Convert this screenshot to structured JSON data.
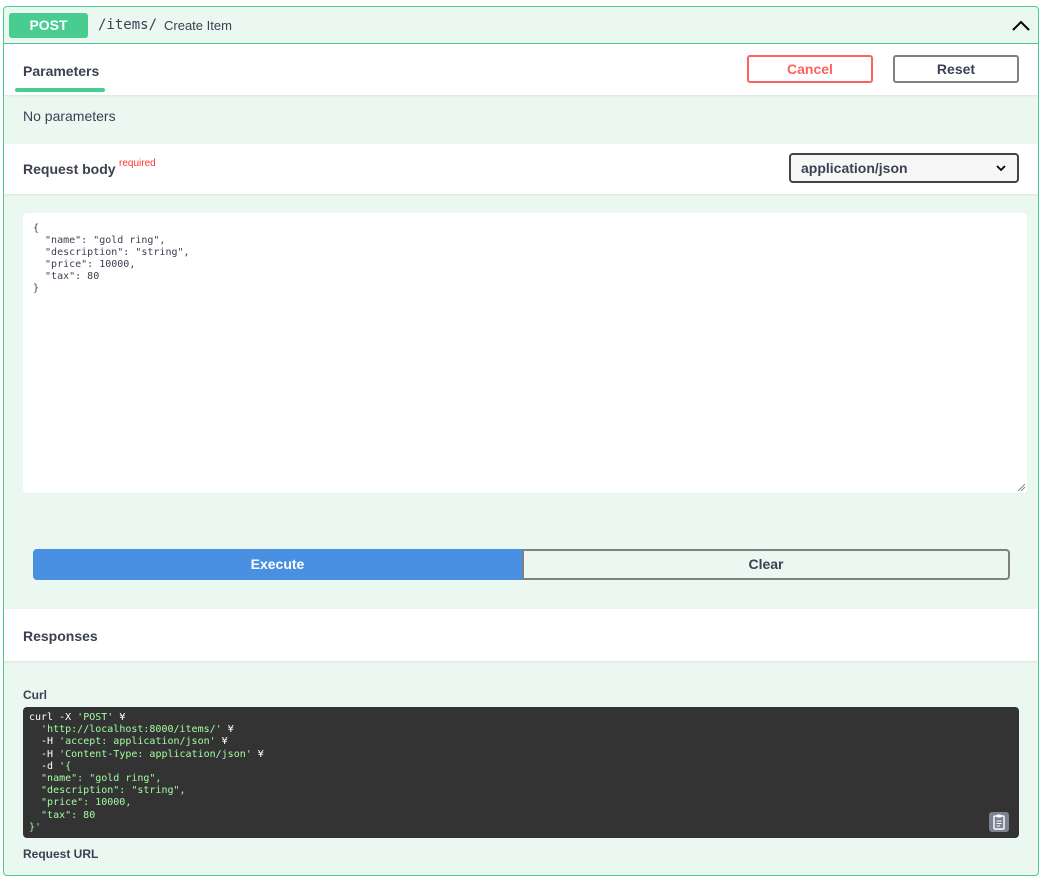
{
  "operation": {
    "method": "POST",
    "path": "/items/",
    "summary": "Create Item"
  },
  "parameters": {
    "tab_label": "Parameters",
    "cancel_label": "Cancel",
    "reset_label": "Reset",
    "empty_text": "No parameters"
  },
  "request_body": {
    "title": "Request body",
    "required_label": "required",
    "content_type": "application/json",
    "content_type_options": [
      "application/json"
    ],
    "value": "{\n  \"name\": \"gold ring\",\n  \"description\": \"string\",\n  \"price\": 10000,\n  \"tax\": 80\n}"
  },
  "actions": {
    "execute_label": "Execute",
    "clear_label": "Clear"
  },
  "responses": {
    "title": "Responses",
    "curl_label": "Curl",
    "curl_lines": [
      {
        "pre": "curl -X ",
        "str": "'POST'",
        "post": " ¥"
      },
      {
        "pre": "  ",
        "str": "'http://localhost:8000/items/'",
        "post": " ¥"
      },
      {
        "pre": "  -H ",
        "str": "'accept: application/json'",
        "post": " ¥"
      },
      {
        "pre": "  -H ",
        "str": "'Content-Type: application/json'",
        "post": " ¥"
      },
      {
        "pre": "  -d ",
        "str": "'{",
        "post": ""
      },
      {
        "pre": "",
        "str": "  \"name\": \"gold ring\",",
        "post": ""
      },
      {
        "pre": "",
        "str": "  \"description\": \"string\",",
        "post": ""
      },
      {
        "pre": "",
        "str": "  \"price\": 10000,",
        "post": ""
      },
      {
        "pre": "",
        "str": "  \"tax\": 80",
        "post": ""
      },
      {
        "pre": "",
        "str": "}'",
        "post": ""
      }
    ],
    "request_url_label": "Request URL"
  },
  "colors": {
    "post_green": "#49cc90",
    "block_bg": "#ebf7f1",
    "execute_blue": "#4990e2",
    "cancel_red": "#ff6060",
    "code_bg": "#333333",
    "code_string": "#a2fca2"
  },
  "icons": {
    "collapse": "chevron-up-icon",
    "select": "chevron-down-icon",
    "copy": "clipboard-icon",
    "resize": "resize-grip-icon"
  }
}
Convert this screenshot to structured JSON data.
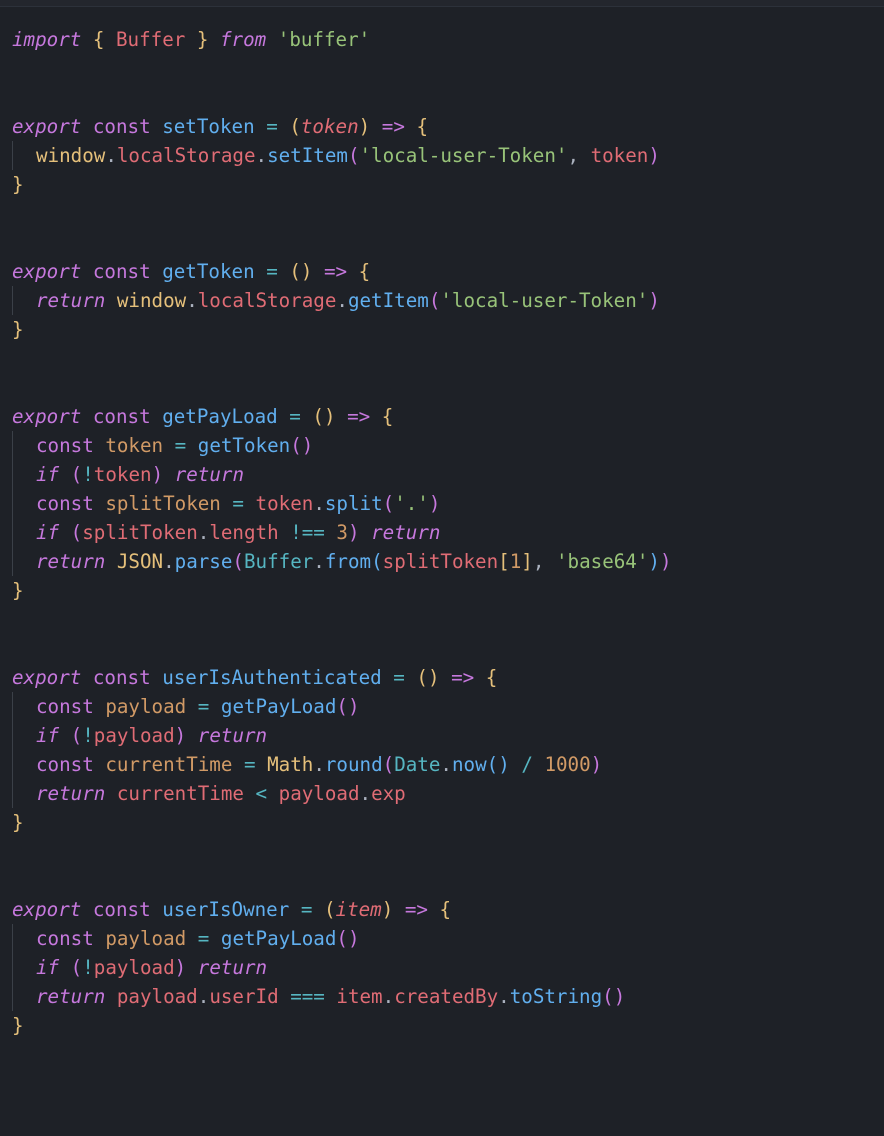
{
  "colors": {
    "background": "#1e2127",
    "foreground": "#abb2bf",
    "keyword": "#c678dd",
    "string": "#98c379",
    "function": "#61afef",
    "variable": "#e5c07b",
    "parameter": "#e06c75",
    "property": "#e06c75",
    "constant": "#d19a66",
    "builtin": "#56b6c2",
    "number": "#d19a66"
  },
  "code": {
    "import_kw": "import",
    "from_kw": "from",
    "buffer": "Buffer",
    "buffer_mod": "'buffer'",
    "export_kw": "export",
    "const_kw": "const",
    "return_kw": "return",
    "if_kw": "if",
    "arrow": "=>",
    "eq": "=",
    "neq": "!==",
    "seq": "===",
    "lt": "<",
    "not": "!",
    "div": "/",
    "setToken": {
      "name": "setToken",
      "param": "token",
      "window": "window",
      "localStorage": "localStorage",
      "setItem": "setItem",
      "key": "'local-user-Token'",
      "arg2": "token"
    },
    "getToken": {
      "name": "getToken",
      "window": "window",
      "localStorage": "localStorage",
      "getItem": "getItem",
      "key": "'local-user-Token'"
    },
    "getPayLoad": {
      "name": "getPayLoad",
      "token": "token",
      "getTokenCall": "getToken",
      "splitToken": "splitToken",
      "split": "split",
      "dot": "'.'",
      "length": "length",
      "three": "3",
      "json": "JSON",
      "parse": "parse",
      "bufferCls": "Buffer",
      "from": "from",
      "one": "1",
      "base64": "'base64'"
    },
    "userIsAuthenticated": {
      "name": "userIsAuthenticated",
      "payload": "payload",
      "getPayLoadCall": "getPayLoad",
      "currentTime": "currentTime",
      "math": "Math",
      "round": "round",
      "date": "Date",
      "now": "now",
      "thousand": "1000",
      "exp": "exp"
    },
    "userIsOwner": {
      "name": "userIsOwner",
      "param": "item",
      "payload": "payload",
      "getPayLoadCall": "getPayLoad",
      "userId": "userId",
      "item": "item",
      "createdBy": "createdBy",
      "toString": "toString"
    }
  }
}
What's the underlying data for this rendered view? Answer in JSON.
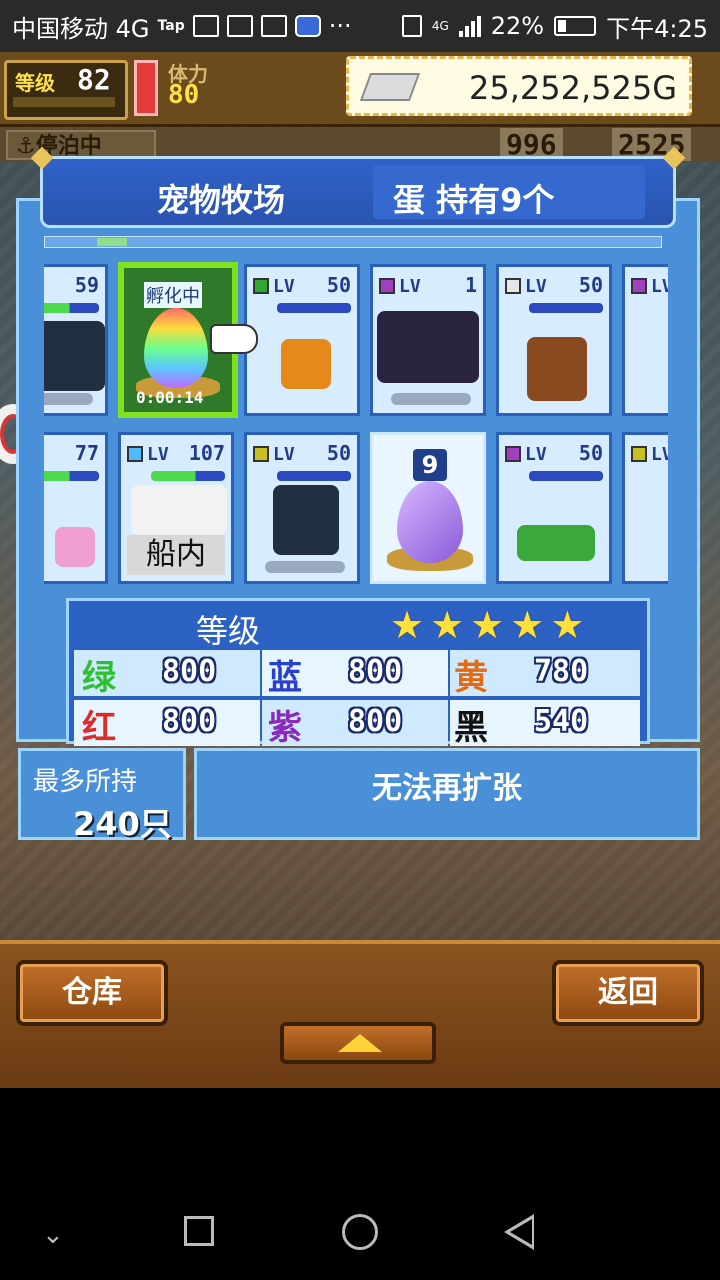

--- CHALLENGE ---
From the listing above, collect each line in which the string "items" appears.

--- TASK RESPONSE ---
    "path": "/items/",
        "str": "'http://localhost:8000/items/'",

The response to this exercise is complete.